§ WRITTEN REQUEST: From the entries below, copy out every line with "avocado" in it.
:: EXTRACTED RECORDS
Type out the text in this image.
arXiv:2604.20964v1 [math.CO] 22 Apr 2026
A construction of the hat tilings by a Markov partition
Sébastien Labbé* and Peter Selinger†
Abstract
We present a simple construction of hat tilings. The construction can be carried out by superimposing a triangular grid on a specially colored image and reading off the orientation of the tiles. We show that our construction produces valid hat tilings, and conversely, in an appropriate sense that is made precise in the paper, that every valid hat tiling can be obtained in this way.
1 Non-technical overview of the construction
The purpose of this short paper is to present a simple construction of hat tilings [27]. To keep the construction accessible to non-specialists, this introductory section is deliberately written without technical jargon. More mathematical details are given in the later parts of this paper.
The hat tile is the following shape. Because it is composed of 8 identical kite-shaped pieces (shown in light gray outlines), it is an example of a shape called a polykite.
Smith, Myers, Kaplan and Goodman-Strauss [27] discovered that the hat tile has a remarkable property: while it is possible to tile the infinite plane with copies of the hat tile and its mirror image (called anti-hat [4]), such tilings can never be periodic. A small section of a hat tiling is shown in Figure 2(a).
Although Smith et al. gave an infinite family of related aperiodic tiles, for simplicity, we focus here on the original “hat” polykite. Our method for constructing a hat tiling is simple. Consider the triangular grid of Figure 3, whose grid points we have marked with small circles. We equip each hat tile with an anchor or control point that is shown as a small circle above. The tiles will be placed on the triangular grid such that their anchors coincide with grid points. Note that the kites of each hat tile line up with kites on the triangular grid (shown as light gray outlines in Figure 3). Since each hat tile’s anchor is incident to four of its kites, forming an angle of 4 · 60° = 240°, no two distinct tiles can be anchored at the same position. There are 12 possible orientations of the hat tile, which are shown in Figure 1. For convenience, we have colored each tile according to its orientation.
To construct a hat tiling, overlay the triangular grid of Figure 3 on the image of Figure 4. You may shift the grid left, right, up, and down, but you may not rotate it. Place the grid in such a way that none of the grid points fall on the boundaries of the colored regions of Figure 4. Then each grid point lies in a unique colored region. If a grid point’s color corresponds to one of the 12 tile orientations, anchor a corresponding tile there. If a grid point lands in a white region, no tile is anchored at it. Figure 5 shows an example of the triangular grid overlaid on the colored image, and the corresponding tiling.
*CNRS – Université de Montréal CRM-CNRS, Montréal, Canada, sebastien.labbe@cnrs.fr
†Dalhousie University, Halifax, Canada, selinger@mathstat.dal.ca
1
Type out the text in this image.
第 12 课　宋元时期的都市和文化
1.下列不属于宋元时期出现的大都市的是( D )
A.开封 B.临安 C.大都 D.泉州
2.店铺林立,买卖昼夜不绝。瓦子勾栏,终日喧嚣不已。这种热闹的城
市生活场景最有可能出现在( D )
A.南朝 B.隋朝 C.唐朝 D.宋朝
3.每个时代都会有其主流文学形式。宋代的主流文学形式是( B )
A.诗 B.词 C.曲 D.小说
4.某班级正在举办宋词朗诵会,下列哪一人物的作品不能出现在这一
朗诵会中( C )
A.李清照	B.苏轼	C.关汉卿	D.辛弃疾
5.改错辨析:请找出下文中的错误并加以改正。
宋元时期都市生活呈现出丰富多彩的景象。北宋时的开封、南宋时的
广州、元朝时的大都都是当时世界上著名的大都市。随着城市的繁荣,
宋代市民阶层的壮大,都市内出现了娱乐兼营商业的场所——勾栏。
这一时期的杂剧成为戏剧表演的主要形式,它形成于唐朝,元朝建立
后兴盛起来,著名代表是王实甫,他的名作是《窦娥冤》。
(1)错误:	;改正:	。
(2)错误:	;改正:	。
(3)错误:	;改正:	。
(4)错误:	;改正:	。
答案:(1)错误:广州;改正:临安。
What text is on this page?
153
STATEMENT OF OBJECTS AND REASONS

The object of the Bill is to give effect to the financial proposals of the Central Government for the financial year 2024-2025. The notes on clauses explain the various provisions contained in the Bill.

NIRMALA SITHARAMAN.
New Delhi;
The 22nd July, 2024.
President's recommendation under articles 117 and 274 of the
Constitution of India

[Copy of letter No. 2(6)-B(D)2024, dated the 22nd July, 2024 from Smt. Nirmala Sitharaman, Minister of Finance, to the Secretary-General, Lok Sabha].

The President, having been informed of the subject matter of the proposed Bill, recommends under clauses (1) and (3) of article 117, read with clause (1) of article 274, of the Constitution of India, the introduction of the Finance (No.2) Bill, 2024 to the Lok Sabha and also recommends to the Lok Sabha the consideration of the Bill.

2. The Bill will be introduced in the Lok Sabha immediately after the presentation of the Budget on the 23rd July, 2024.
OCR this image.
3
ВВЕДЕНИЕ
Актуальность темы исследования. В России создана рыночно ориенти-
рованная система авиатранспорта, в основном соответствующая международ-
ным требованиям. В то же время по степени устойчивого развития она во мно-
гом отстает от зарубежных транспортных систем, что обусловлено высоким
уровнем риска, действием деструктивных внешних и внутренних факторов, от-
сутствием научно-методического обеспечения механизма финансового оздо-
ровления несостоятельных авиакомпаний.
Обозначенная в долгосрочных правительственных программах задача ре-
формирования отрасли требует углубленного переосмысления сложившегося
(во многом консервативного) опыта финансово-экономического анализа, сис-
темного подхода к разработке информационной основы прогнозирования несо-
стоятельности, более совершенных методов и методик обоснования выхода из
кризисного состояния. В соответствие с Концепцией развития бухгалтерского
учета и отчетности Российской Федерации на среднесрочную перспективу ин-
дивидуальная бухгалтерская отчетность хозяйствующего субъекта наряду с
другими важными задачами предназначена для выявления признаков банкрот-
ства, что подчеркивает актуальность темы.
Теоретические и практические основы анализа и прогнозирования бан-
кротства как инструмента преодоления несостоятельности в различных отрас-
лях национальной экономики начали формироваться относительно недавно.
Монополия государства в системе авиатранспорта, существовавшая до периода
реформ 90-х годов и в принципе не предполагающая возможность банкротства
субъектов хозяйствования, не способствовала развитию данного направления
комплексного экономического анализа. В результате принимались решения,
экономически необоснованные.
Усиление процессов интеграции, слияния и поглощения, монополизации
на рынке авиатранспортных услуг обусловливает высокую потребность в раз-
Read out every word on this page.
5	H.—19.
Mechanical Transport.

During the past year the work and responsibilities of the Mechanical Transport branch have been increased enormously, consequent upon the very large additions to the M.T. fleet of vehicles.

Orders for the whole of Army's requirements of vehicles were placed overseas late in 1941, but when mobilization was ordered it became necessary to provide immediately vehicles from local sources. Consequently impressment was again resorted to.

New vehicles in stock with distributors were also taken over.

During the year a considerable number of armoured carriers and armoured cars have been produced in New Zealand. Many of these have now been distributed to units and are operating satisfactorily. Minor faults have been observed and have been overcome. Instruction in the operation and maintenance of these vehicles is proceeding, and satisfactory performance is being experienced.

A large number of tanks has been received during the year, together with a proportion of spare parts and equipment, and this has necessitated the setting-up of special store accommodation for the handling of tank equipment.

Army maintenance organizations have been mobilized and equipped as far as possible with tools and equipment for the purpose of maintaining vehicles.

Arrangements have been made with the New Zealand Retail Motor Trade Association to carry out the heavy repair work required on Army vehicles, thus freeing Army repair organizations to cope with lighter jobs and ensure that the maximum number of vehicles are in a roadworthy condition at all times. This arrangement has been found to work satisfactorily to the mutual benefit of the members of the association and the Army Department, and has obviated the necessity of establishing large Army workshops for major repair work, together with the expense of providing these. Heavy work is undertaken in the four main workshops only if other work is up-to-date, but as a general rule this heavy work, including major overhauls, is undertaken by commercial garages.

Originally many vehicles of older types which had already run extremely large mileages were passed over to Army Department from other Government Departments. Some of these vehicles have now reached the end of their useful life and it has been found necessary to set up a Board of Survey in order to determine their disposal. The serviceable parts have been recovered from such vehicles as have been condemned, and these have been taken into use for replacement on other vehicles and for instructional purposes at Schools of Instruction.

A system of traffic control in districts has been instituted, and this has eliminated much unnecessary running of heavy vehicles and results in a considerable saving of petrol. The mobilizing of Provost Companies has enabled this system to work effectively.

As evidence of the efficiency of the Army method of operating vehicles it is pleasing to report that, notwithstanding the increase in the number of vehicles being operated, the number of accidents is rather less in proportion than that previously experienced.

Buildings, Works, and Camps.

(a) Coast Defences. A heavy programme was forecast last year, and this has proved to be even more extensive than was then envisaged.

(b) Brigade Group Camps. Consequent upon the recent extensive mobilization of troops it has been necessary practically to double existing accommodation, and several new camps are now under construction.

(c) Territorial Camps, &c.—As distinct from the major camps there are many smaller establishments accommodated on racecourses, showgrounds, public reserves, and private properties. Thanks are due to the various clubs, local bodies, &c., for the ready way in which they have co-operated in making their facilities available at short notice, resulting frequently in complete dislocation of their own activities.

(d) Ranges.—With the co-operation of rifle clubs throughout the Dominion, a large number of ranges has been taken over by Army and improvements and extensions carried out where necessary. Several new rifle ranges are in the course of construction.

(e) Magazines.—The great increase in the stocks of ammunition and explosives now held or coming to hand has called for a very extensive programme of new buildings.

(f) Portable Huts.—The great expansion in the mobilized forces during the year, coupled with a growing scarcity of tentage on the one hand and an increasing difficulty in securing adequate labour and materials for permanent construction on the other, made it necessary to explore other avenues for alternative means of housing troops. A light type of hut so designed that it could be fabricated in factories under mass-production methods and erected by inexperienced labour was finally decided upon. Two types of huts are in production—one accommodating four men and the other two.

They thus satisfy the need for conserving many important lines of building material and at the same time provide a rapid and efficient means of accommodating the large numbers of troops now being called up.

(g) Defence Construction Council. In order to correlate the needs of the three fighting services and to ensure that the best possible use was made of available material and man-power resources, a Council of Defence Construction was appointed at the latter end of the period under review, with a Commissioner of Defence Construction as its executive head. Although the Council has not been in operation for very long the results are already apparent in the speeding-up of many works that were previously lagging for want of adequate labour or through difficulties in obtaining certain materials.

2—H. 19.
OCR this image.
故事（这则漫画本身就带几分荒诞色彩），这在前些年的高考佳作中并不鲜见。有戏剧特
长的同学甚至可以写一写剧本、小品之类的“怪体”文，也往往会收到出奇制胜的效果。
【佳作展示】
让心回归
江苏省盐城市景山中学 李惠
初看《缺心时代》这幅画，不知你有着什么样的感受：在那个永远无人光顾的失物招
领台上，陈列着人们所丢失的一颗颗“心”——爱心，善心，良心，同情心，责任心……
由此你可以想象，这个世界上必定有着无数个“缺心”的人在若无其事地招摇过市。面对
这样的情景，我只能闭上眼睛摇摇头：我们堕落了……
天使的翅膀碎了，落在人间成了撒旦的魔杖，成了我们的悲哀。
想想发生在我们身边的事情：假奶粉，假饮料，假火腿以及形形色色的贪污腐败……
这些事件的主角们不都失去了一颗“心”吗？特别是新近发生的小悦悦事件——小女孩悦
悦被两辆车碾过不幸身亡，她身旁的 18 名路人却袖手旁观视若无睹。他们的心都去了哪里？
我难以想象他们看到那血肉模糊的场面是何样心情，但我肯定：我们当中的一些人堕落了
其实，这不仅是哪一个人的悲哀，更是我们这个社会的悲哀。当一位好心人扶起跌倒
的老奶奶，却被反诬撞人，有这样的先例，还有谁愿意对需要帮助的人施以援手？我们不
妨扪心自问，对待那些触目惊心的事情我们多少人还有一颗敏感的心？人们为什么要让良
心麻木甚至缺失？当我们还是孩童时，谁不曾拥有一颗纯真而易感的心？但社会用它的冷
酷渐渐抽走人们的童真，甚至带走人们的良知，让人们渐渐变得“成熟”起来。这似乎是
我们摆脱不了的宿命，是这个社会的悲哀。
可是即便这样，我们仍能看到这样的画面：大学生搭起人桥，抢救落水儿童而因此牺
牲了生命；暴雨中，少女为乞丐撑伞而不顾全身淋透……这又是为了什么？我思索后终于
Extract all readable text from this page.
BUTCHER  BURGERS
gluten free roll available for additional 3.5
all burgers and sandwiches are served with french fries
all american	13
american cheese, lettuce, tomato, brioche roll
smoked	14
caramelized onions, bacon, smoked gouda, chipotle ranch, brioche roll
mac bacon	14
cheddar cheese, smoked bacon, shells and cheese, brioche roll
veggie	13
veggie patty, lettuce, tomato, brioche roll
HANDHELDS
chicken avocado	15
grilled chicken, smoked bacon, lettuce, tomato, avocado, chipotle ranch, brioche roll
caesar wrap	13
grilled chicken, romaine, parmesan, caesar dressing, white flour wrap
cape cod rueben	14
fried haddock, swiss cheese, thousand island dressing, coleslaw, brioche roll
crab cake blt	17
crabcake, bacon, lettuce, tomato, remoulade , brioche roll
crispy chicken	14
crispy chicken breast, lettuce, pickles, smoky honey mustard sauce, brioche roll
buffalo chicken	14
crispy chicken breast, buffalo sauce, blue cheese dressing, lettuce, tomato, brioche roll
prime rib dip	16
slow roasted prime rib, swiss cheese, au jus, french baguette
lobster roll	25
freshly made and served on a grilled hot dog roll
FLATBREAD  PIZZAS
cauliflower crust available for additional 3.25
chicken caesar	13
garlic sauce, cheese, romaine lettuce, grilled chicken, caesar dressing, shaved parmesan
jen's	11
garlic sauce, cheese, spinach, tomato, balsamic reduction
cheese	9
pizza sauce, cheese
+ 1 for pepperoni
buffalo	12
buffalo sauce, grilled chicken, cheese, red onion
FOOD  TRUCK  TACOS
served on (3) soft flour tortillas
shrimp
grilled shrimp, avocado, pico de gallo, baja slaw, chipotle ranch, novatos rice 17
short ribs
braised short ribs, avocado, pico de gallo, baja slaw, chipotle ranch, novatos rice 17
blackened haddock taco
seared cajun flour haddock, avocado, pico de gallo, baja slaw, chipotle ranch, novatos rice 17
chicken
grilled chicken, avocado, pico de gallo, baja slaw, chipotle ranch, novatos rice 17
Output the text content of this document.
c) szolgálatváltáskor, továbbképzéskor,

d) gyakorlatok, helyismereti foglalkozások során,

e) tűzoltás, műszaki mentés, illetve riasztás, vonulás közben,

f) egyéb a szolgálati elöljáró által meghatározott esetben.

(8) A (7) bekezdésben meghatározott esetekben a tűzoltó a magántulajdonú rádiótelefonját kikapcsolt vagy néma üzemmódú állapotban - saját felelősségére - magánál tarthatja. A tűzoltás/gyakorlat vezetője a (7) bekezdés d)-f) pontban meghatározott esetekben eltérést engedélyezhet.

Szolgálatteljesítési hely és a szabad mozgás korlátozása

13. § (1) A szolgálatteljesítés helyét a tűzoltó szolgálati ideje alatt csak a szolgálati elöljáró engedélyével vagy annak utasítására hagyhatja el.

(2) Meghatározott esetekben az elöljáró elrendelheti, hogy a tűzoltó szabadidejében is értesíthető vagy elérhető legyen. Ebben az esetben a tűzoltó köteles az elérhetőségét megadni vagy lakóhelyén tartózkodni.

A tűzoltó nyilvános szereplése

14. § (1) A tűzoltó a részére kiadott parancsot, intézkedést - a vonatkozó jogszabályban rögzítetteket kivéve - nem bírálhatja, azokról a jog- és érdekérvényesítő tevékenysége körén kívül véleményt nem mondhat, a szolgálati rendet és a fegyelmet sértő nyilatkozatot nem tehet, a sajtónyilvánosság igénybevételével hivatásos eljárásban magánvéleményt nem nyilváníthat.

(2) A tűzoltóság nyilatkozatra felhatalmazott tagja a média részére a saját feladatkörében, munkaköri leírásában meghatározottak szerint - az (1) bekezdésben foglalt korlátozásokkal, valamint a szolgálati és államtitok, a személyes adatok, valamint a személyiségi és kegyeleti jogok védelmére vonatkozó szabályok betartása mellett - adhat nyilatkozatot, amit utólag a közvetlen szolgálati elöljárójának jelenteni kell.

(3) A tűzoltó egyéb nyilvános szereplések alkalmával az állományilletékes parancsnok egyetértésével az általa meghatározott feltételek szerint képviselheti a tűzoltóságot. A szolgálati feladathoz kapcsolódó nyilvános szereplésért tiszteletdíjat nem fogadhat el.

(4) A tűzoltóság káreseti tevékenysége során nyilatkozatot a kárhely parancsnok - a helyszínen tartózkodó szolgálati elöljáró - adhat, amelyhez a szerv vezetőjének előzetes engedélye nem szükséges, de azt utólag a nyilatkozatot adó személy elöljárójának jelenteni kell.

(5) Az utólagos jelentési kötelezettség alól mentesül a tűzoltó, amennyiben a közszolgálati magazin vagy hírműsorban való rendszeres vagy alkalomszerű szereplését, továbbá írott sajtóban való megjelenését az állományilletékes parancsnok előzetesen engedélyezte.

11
::::
§ WRITTEN RESPONSE:
chicken avocado	15
grilled chicken, smoked bacon, lettuce, tomato, avocado, chipotle ranch, brioche roll
grilled shrimp, avocado, pico de gallo, baja slaw, chipotle ranch, novatos rice 17
braised short ribs, avocado, pico de gallo, baja slaw, chipotle ranch, novatos rice 17
seared cajun flour haddock, avocado, pico de gallo, baja slaw, chipotle ranch, novatos rice 17
grilled chicken, avocado, pico de gallo, baja slaw, chipotle ranch, novatos rice 17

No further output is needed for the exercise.